---------- DATASET EXCERPTS
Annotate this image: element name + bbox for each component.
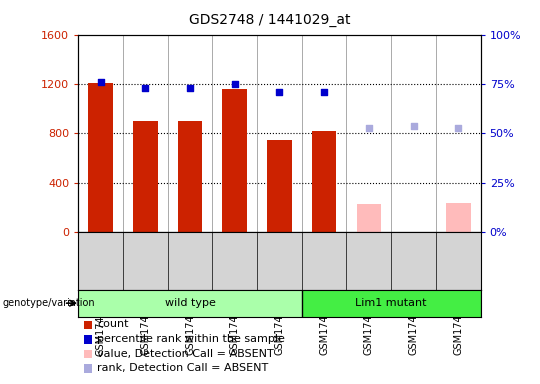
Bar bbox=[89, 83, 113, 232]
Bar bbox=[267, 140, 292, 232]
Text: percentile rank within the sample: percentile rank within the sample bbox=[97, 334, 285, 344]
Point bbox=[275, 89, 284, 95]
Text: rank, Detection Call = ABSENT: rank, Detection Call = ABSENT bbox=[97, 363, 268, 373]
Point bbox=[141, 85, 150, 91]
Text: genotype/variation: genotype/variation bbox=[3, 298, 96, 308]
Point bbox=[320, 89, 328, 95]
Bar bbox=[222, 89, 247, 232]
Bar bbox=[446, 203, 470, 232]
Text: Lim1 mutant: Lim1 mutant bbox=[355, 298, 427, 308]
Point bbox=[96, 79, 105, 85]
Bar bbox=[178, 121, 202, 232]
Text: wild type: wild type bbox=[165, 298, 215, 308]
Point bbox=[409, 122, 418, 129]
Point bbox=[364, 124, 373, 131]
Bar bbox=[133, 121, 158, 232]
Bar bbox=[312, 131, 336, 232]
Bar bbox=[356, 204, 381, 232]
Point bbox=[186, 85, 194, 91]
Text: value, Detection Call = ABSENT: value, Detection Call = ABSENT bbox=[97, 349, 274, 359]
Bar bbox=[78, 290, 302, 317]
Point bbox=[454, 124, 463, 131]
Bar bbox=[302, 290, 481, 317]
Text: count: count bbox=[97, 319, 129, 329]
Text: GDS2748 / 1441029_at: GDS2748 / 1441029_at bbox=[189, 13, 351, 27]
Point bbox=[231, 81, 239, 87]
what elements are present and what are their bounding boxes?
--------------------
---------- DATASET EXCERPTS
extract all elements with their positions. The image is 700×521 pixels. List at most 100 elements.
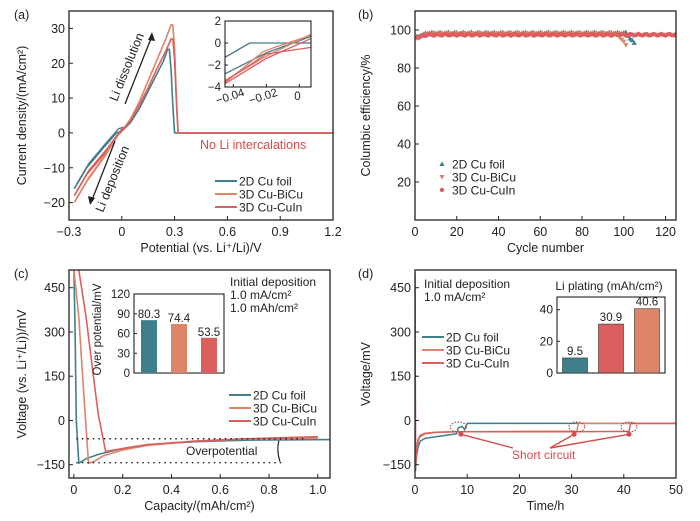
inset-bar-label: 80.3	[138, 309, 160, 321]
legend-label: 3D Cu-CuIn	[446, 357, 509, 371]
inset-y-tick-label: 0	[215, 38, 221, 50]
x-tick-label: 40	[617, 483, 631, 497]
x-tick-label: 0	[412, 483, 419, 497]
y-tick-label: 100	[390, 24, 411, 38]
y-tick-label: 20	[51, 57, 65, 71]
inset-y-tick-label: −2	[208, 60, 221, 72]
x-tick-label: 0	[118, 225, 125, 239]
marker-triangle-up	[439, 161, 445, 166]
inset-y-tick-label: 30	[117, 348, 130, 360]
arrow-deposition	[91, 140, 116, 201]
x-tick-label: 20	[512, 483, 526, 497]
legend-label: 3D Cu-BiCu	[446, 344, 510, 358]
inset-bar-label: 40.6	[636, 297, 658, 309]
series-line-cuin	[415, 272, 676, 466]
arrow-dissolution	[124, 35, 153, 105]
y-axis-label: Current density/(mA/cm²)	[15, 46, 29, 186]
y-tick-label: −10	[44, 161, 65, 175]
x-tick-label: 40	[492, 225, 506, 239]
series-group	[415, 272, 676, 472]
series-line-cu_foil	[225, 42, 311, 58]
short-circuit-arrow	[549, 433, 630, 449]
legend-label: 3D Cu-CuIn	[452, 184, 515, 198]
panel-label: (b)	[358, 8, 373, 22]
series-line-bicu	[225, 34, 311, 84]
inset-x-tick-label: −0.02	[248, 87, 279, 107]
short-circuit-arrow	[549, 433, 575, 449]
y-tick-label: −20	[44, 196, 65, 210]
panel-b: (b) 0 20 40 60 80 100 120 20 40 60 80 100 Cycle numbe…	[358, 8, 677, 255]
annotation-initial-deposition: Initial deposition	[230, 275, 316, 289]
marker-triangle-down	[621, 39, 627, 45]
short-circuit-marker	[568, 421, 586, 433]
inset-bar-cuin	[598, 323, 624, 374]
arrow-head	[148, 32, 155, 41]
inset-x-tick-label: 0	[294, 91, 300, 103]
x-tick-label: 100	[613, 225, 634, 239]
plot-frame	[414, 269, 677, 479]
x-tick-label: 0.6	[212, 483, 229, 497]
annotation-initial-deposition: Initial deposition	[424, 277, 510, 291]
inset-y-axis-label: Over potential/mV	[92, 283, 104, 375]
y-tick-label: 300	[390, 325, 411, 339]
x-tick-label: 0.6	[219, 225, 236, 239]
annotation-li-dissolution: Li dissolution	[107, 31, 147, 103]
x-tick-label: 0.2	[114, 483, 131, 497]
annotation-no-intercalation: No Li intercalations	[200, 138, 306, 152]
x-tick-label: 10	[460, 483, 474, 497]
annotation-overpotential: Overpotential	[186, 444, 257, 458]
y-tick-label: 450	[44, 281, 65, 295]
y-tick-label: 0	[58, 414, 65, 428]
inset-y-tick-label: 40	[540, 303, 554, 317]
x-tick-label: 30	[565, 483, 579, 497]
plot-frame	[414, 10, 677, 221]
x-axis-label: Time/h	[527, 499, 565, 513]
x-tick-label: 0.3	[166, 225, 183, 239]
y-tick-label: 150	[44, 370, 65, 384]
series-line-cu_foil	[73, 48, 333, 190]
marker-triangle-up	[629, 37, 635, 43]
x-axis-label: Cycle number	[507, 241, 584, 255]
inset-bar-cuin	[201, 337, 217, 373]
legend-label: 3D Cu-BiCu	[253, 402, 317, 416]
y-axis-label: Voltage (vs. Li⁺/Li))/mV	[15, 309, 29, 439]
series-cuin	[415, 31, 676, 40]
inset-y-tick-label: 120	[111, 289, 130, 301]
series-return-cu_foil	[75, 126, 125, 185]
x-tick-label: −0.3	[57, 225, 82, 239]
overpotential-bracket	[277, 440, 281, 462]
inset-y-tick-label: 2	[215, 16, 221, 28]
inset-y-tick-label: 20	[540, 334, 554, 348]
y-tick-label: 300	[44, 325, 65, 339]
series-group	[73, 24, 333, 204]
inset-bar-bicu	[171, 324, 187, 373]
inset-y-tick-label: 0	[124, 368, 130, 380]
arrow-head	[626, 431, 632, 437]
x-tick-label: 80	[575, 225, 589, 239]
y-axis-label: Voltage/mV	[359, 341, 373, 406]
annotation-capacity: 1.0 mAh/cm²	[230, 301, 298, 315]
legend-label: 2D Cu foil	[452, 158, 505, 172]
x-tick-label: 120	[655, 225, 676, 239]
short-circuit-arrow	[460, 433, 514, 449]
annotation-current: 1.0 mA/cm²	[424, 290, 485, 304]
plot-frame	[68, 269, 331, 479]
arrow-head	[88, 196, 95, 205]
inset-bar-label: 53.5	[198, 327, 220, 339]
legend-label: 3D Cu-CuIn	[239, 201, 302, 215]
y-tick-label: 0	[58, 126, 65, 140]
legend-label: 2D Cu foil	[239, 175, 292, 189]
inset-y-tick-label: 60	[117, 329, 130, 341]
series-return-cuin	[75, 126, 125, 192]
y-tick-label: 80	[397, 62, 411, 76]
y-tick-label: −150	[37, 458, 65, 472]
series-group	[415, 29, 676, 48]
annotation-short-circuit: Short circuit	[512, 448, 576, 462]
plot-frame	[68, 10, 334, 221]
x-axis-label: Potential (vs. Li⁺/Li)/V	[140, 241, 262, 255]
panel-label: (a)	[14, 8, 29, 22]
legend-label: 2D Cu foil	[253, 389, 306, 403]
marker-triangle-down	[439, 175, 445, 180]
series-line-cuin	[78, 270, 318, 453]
--------------------
---------- DATASET EXCERPTS
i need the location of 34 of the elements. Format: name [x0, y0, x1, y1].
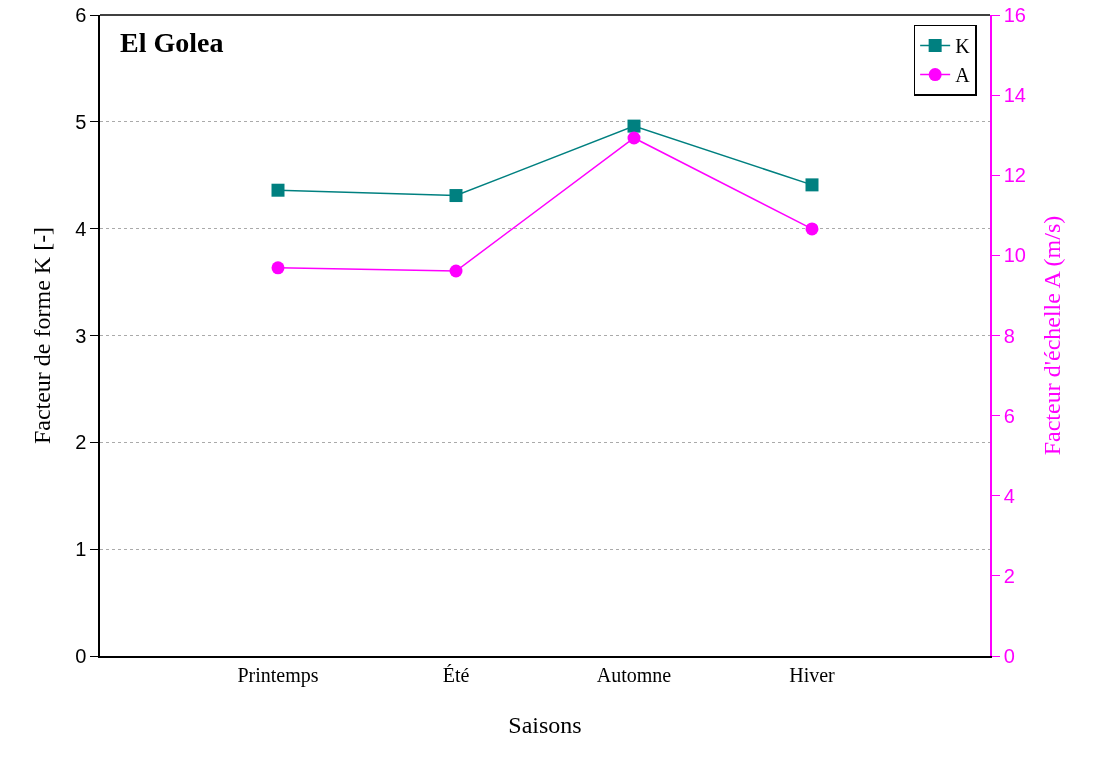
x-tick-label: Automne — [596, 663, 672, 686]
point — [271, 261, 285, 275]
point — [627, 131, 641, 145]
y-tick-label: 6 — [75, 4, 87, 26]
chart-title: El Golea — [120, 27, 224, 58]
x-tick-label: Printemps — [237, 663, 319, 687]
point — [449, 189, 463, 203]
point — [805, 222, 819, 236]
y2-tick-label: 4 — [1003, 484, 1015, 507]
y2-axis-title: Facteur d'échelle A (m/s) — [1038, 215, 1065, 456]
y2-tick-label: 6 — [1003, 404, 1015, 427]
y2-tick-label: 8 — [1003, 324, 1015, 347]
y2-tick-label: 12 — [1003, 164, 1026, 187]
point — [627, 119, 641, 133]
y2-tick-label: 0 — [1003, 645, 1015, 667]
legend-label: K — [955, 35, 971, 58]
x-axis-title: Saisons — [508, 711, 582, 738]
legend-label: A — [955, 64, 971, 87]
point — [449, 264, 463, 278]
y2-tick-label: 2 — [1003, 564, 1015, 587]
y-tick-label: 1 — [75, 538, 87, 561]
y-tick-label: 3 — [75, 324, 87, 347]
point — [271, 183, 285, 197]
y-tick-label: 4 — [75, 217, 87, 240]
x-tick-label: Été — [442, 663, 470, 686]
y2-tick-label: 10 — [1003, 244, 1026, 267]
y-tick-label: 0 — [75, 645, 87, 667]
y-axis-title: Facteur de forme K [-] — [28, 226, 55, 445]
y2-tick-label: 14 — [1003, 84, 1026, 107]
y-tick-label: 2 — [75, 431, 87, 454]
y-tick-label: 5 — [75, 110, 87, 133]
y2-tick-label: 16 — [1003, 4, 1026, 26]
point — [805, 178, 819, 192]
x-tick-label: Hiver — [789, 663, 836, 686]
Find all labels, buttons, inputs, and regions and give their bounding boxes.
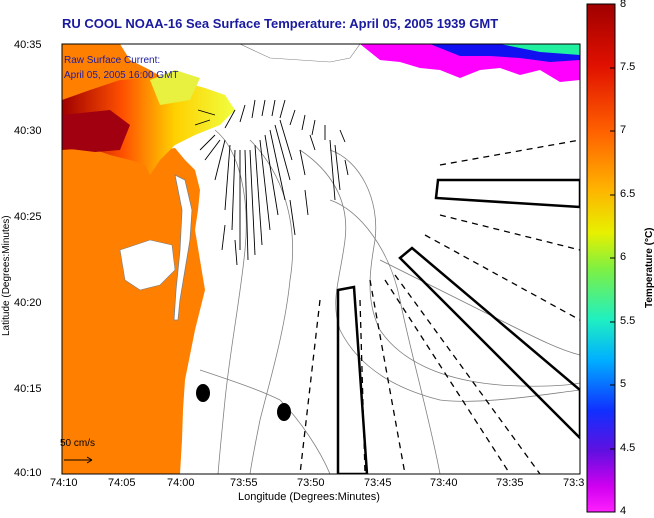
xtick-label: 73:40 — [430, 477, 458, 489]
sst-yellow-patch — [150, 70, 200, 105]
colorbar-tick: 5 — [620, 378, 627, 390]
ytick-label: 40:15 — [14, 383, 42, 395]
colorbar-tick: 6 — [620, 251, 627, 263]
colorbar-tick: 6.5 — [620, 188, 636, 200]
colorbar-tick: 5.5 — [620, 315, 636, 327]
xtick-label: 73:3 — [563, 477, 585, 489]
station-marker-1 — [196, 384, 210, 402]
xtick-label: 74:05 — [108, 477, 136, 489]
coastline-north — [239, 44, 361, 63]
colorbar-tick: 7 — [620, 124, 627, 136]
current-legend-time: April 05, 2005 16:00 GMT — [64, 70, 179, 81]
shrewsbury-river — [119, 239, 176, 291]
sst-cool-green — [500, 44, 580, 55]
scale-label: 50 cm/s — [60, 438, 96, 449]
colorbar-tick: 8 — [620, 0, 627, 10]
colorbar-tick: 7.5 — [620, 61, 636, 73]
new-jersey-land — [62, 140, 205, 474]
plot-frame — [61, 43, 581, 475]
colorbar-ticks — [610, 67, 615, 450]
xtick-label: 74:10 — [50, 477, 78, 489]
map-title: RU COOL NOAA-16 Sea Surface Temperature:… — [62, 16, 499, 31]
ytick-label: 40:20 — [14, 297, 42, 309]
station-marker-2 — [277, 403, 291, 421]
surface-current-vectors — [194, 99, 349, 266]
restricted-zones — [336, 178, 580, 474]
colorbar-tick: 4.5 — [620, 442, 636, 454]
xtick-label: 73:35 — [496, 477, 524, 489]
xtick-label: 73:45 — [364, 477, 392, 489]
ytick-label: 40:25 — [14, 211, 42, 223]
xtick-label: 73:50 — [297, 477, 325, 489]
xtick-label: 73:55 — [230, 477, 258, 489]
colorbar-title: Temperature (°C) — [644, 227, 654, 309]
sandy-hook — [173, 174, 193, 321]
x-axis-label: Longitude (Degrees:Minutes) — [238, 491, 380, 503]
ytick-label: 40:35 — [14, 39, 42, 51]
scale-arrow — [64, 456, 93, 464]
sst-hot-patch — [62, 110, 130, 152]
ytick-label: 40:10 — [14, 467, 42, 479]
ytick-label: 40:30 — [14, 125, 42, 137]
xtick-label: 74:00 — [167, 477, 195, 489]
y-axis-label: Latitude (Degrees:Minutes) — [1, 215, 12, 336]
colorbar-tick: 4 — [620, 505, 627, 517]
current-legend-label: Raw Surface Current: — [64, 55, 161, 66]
--------------------
### WORK TO BE COMPLETED:
Print the lines of the listing that begin with the line containing "Bar bbox=[89, 83, 113, 232]" and end with the line containing "Text: genotype/variation: genotype/variation", reproducing each one verbatim with both end lines included.

### ANSWER TO THIS EXERCISE:
Bar bbox=[89, 83, 113, 232]
Bar bbox=[267, 140, 292, 232]
Text: percentile rank within the sample: percentile rank within the sample bbox=[97, 334, 285, 344]
Point bbox=[275, 89, 284, 95]
Text: rank, Detection Call = ABSENT: rank, Detection Call = ABSENT bbox=[97, 363, 268, 373]
Point bbox=[141, 85, 150, 91]
Text: genotype/variation: genotype/variation bbox=[3, 298, 96, 308]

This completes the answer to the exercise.